Instructions for the task
Write out each entry, exactly the way it appears.

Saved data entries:
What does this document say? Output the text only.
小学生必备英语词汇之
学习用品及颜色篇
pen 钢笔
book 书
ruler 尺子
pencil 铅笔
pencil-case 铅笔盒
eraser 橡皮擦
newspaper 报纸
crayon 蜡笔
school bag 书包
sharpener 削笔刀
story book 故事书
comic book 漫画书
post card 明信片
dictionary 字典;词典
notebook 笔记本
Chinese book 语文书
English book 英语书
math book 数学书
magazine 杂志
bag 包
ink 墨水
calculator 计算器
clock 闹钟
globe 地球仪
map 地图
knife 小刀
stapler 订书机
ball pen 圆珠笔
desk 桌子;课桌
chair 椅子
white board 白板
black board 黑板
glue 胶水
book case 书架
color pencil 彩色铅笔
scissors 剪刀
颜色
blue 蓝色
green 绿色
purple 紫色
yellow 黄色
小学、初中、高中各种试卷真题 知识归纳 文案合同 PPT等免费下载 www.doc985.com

Answer to this exercise
What does this document say? Output the text only.
小学生必备英语词汇之
学习用品及颜色篇
pen 钢笔
book 书
ruler 尺子
pencil 铅笔
pencil-case 铅笔盒
eraser 橡皮擦
newspaper 报纸
crayon 蜡笔
school bag 书包
sharpener 削笔刀
story book 故事书
comic book 漫画书
post card 明信片
dictionary 字典;词典
notebook 笔记本
Chinese book 语文书
English book 英语书
math book 数学书
magazine 杂志
bag 包
ink 墨水
calculator 计算器
clock 闹钟
globe 地球仪
map 地图
knife 小刀
stapler 订书机
ball pen 圆珠笔
desk 桌子;课桌
chair 椅子
white board 白板
black board 黑板
glue 胶水
book case 书架
color pencil 彩色铅笔
scissors 剪刀
颜色
blue 蓝色
green 绿色
purple 紫色
yellow 黄色
小学、初中、高中各种试卷真题 知识归纳 文案合同 PPT等免费下载 www.doc985.com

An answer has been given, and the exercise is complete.